Problem to solve – Leave out the pictures; transcribe all else exactly.

Data for the task –
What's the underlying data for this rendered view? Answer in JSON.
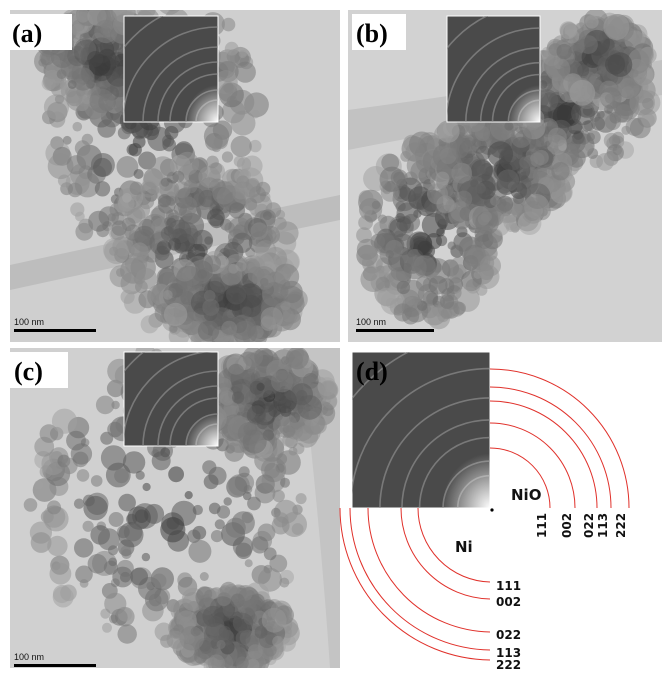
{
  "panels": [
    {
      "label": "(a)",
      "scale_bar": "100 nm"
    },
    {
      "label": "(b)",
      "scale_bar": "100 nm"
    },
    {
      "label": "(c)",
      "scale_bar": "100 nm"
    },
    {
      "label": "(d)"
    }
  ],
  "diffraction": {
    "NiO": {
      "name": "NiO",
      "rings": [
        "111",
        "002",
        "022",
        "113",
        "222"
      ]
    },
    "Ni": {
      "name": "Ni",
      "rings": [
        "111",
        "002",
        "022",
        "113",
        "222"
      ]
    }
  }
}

Correct response –
What's the underlying data for this rendered view? Answer in JSON.
{
  "panels": [
    {
      "label": "(a)",
      "scale_bar": "100 nm"
    },
    {
      "label": "(b)",
      "scale_bar": "100 nm"
    },
    {
      "label": "(c)",
      "scale_bar": "100 nm"
    },
    {
      "label": "(d)"
    }
  ],
  "diffraction": {
    "NiO": {
      "name": "NiO",
      "rings": [
        "111",
        "002",
        "022",
        "113",
        "222"
      ]
    },
    "Ni": {
      "name": "Ni",
      "rings": [
        "111",
        "002",
        "022",
        "113",
        "222"
      ]
    }
  }
}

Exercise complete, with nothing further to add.